## BEGIN MATERIAL TO PROCESS
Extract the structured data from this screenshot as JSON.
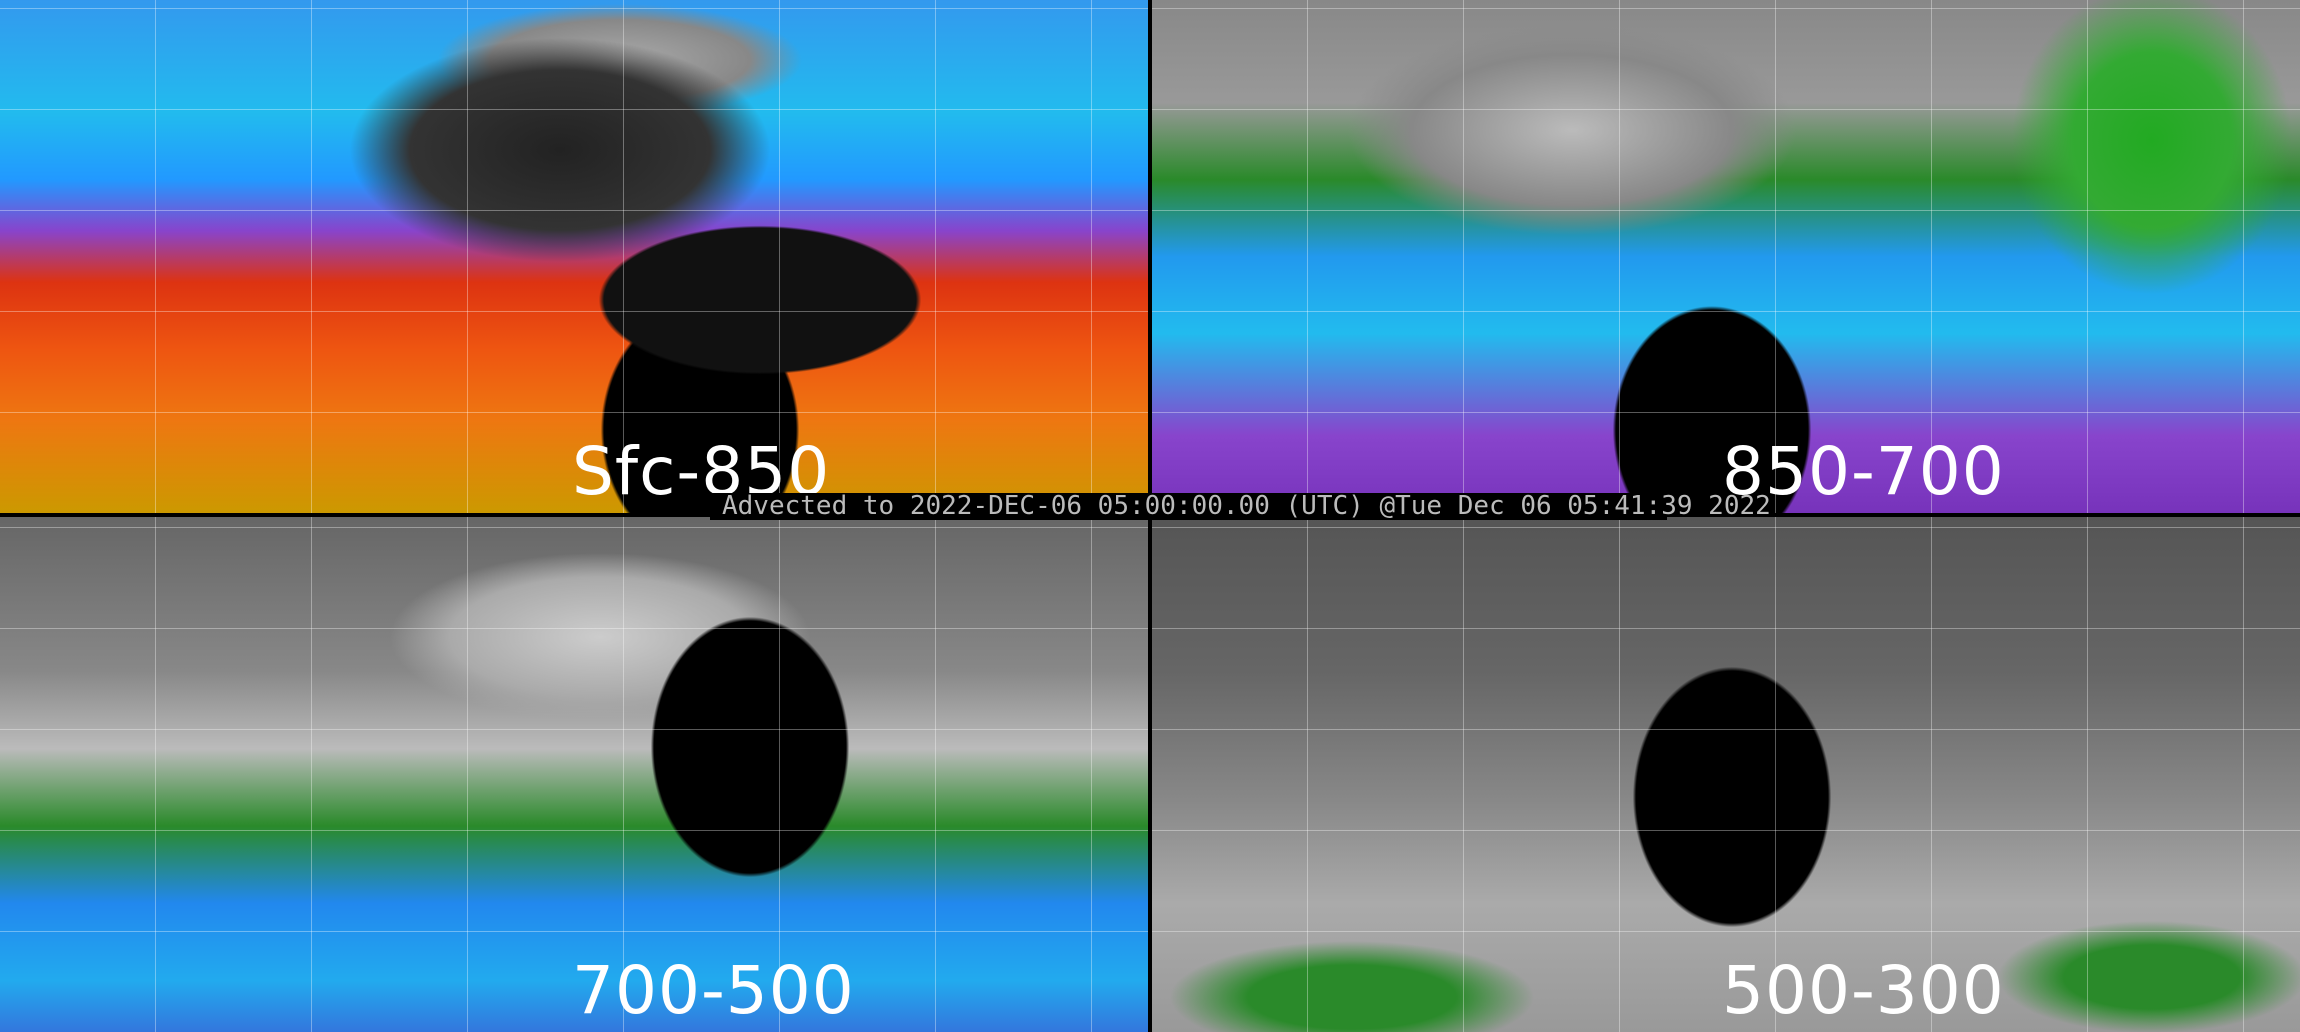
{
  "caption": "Advected to 2022-DEC-06 05:00:00.00 (UTC) @Tue Dec 06 05:41:39 2022",
  "panels": [
    {
      "label": "Sfc-850"
    },
    {
      "label": "850-700"
    },
    {
      "label": "700-500"
    },
    {
      "label": "500-300"
    }
  ]
}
## END MATERIAL TO PROCESS
## GOAL
All of the entries need to be transcribed word for word; pictures are left out.

## WRITTEN SOLUTION
Extract the structured data from this screenshot as JSON.
{
  "caption": "Advected to 2022-DEC-06 05:00:00.00 (UTC) @Tue Dec 06 05:41:39 2022",
  "panels": [
    {
      "label": "Sfc-850"
    },
    {
      "label": "850-700"
    },
    {
      "label": "700-500"
    },
    {
      "label": "500-300"
    }
  ]
}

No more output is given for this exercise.